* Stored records

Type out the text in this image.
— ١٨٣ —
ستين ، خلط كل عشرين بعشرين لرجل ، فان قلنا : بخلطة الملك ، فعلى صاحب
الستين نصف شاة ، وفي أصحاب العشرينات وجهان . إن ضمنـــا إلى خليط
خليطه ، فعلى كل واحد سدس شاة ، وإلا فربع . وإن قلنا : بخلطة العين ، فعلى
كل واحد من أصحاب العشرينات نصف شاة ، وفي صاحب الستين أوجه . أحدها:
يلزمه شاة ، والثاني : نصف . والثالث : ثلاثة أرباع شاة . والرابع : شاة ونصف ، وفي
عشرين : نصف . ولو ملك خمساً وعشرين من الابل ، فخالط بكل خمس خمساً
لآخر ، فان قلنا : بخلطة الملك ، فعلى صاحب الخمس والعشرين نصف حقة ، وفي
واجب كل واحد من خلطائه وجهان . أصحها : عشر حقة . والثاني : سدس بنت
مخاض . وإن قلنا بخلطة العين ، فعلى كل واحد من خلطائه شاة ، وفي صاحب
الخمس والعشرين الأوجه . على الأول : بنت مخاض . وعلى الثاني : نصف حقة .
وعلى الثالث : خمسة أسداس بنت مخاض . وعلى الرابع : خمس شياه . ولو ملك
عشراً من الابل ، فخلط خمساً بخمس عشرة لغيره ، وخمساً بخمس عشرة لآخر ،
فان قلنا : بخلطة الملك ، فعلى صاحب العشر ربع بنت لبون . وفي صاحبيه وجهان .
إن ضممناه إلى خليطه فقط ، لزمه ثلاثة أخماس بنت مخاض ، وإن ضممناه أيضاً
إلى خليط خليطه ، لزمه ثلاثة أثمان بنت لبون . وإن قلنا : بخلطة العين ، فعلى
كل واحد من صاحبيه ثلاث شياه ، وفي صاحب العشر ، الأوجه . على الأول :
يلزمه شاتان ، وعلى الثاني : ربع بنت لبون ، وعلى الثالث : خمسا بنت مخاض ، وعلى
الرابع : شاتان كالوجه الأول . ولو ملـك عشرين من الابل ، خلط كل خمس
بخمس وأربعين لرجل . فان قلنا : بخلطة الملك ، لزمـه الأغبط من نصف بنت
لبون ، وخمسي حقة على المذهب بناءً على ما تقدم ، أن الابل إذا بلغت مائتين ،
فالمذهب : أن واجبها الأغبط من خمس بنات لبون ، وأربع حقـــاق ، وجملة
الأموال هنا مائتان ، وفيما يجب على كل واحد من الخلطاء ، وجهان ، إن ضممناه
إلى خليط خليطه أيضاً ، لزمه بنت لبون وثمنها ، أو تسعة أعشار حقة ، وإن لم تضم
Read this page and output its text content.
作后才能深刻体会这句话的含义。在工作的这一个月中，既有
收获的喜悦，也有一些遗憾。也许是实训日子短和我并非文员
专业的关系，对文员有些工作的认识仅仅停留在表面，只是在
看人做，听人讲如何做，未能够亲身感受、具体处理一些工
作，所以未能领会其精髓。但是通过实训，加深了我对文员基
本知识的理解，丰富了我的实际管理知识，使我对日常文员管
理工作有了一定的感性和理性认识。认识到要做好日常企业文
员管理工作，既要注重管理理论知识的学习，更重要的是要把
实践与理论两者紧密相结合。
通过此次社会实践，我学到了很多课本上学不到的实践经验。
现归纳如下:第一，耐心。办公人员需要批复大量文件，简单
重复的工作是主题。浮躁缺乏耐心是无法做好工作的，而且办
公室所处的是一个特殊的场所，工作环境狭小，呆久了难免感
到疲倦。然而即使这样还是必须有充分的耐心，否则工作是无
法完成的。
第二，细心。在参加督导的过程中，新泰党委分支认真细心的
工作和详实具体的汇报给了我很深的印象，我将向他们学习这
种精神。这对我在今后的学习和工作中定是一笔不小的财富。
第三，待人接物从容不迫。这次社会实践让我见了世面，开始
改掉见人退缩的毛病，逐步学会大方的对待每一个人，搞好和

* What you are asked to do
Copy the data above exactly. Every line must be included.

* Problem solution
Type out the text in this image.
— ١٨٣ —
ستين ، خلط كل عشرين بعشرين لرجل ، فان قلنا : بخلطة الملك ، فعلى صاحب
الستين نصف شاة ، وفي أصحاب العشرينات وجهان . إن ضمنـــا إلى خليط
خليطه ، فعلى كل واحد سدس شاة ، وإلا فربع . وإن قلنا : بخلطة العين ، فعلى
كل واحد من أصحاب العشرينات نصف شاة ، وفي صاحب الستين أوجه . أحدها:
يلزمه شاة ، والثاني : نصف . والثالث : ثلاثة أرباع شاة . والرابع : شاة ونصف ، وفي
عشرين : نصف . ولو ملك خمساً وعشرين من الابل ، فخالط بكل خمس خمساً
لآخر ، فان قلنا : بخلطة الملك ، فعلى صاحب الخمس والعشرين نصف حقة ، وفي
واجب كل واحد من خلطائه وجهان . أصحها : عشر حقة . والثاني : سدس بنت
مخاض . وإن قلنا بخلطة العين ، فعلى كل واحد من خلطائه شاة ، وفي صاحب
الخمس والعشرين الأوجه . على الأول : بنت مخاض . وعلى الثاني : نصف حقة .
وعلى الثالث : خمسة أسداس بنت مخاض . وعلى الرابع : خمس شياه . ولو ملك
عشراً من الابل ، فخلط خمساً بخمس عشرة لغيره ، وخمساً بخمس عشرة لآخر ،
فان قلنا : بخلطة الملك ، فعلى صاحب العشر ربع بنت لبون . وفي صاحبيه وجهان .
إن ضممناه إلى خليطه فقط ، لزمه ثلاثة أخماس بنت مخاض ، وإن ضممناه أيضاً
إلى خليط خليطه ، لزمه ثلاثة أثمان بنت لبون . وإن قلنا : بخلطة العين ، فعلى
كل واحد من صاحبيه ثلاث شياه ، وفي صاحب العشر ، الأوجه . على الأول :
يلزمه شاتان ، وعلى الثاني : ربع بنت لبون ، وعلى الثالث : خمسا بنت مخاض ، وعلى
الرابع : شاتان كالوجه الأول . ولو ملـك عشرين من الابل ، خلط كل خمس
بخمس وأربعين لرجل . فان قلنا : بخلطة الملك ، لزمـه الأغبط من نصف بنت
لبون ، وخمسي حقة على المذهب بناءً على ما تقدم ، أن الابل إذا بلغت مائتين ،
فالمذهب : أن واجبها الأغبط من خمس بنات لبون ، وأربع حقـــاق ، وجملة
الأموال هنا مائتان ، وفيما يجب على كل واحد من الخلطاء ، وجهان ، إن ضممناه
إلى خليط خليطه أيضاً ، لزمه بنت لبون وثمنها ، أو تسعة أعشار حقة ، وإن لم تضم
Read this page and output its text content.
作后才能深刻体会这句话的含义。在工作的这一个月中，既有
收获的喜悦，也有一些遗憾。也许是实训日子短和我并非文员
专业的关系，对文员有些工作的认识仅仅停留在表面，只是在
看人做，听人讲如何做，未能够亲身感受、具体处理一些工
作，所以未能领会其精髓。但是通过实训，加深了我对文员基
本知识的理解，丰富了我的实际管理知识，使我对日常文员管
理工作有了一定的感性和理性认识。认识到要做好日常企业文
员管理工作，既要注重管理理论知识的学习，更重要的是要把
实践与理论两者紧密相结合。
通过此次社会实践，我学到了很多课本上学不到的实践经验。
现归纳如下:第一，耐心。办公人员需要批复大量文件，简单
重复的工作是主题。浮躁缺乏耐心是无法做好工作的，而且办
公室所处的是一个特殊的场所，工作环境狭小，呆久了难免感
到疲倦。然而即使这样还是必须有充分的耐心，否则工作是无
法完成的。
第二，细心。在参加督导的过程中，新泰党委分支认真细心的
工作和详实具体的汇报给了我很深的印象，我将向他们学习这
种精神。这对我在今后的学习和工作中定是一笔不小的财富。
第三，待人接物从容不迫。这次社会实践让我见了世面，开始
改掉见人退缩的毛病，逐步学会大方的对待每一个人，搞好和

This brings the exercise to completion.